Collected data entries:

'''

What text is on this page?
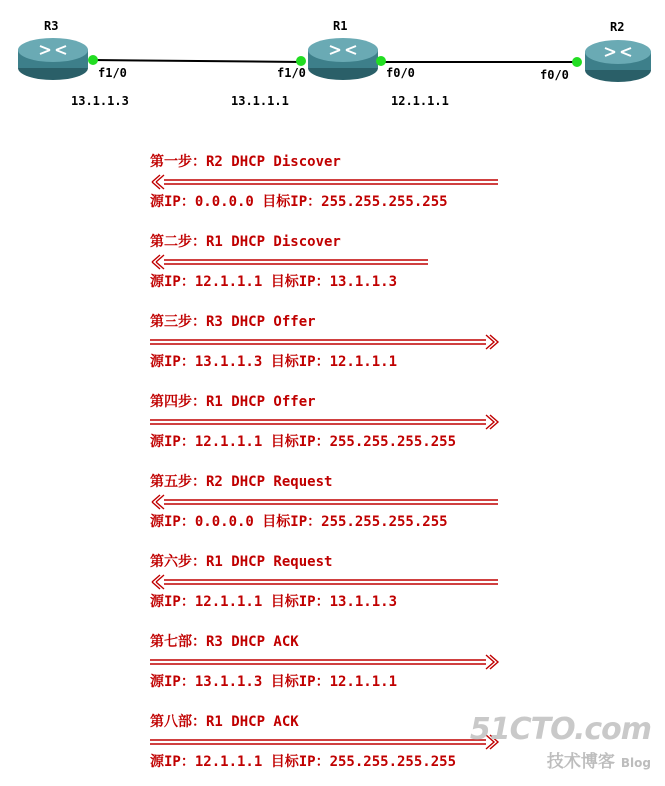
R3	R1	R2
f1/0	f1/0	f0/0	f0/0
13.1.1.3	13.1.1.1	12.1.1.1
第一步：R2 DHCP Discover
源IP：0.0.0.0 目标IP：255.255.255.255
第二步：R1 DHCP Discover
源IP：12.1.1.1 目标IP：13.1.1.3
第三步：R3 DHCP Offer
源IP：13.1.1.3 目标IP：12.1.1.1
第四步：R1 DHCP Offer
源IP：12.1.1.1 目标IP：255.255.255.255
第五步：R2 DHCP Request
源IP：0.0.0.0 目标IP：255.255.255.255
第六步：R1 DHCP Request
源IP：12.1.1.1 目标IP：13.1.1.3
第七部：R3 DHCP ACK
源IP：13.1.1.3 目标IP：12.1.1.1
第八部：R1 DHCP ACK
源IP：12.1.1.1 目标IP：255.255.255.255
51CTO.com
技术博客 Blog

'''

Every line of the material is to be quoted exactly, with no pictures carried over.

## Solution for this exercise
What text is on this page?
R3	R1	R2
f1/0	f1/0	f0/0	f0/0
13.1.1.3	13.1.1.1	12.1.1.1
第一步：R2 DHCP Discover
源IP：0.0.0.0 目标IP：255.255.255.255
第二步：R1 DHCP Discover
源IP：12.1.1.1 目标IP：13.1.1.3
第三步：R3 DHCP Offer
源IP：13.1.1.3 目标IP：12.1.1.1
第四步：R1 DHCP Offer
源IP：12.1.1.1 目标IP：255.255.255.255
第五步：R2 DHCP Request
源IP：0.0.0.0 目标IP：255.255.255.255
第六步：R1 DHCP Request
源IP：12.1.1.1 目标IP：13.1.1.3
第七部：R3 DHCP ACK
源IP：13.1.1.3 目标IP：12.1.1.1
第八部：R1 DHCP ACK
源IP：12.1.1.1 目标IP：255.255.255.255
51CTO.com
技术博客 Blog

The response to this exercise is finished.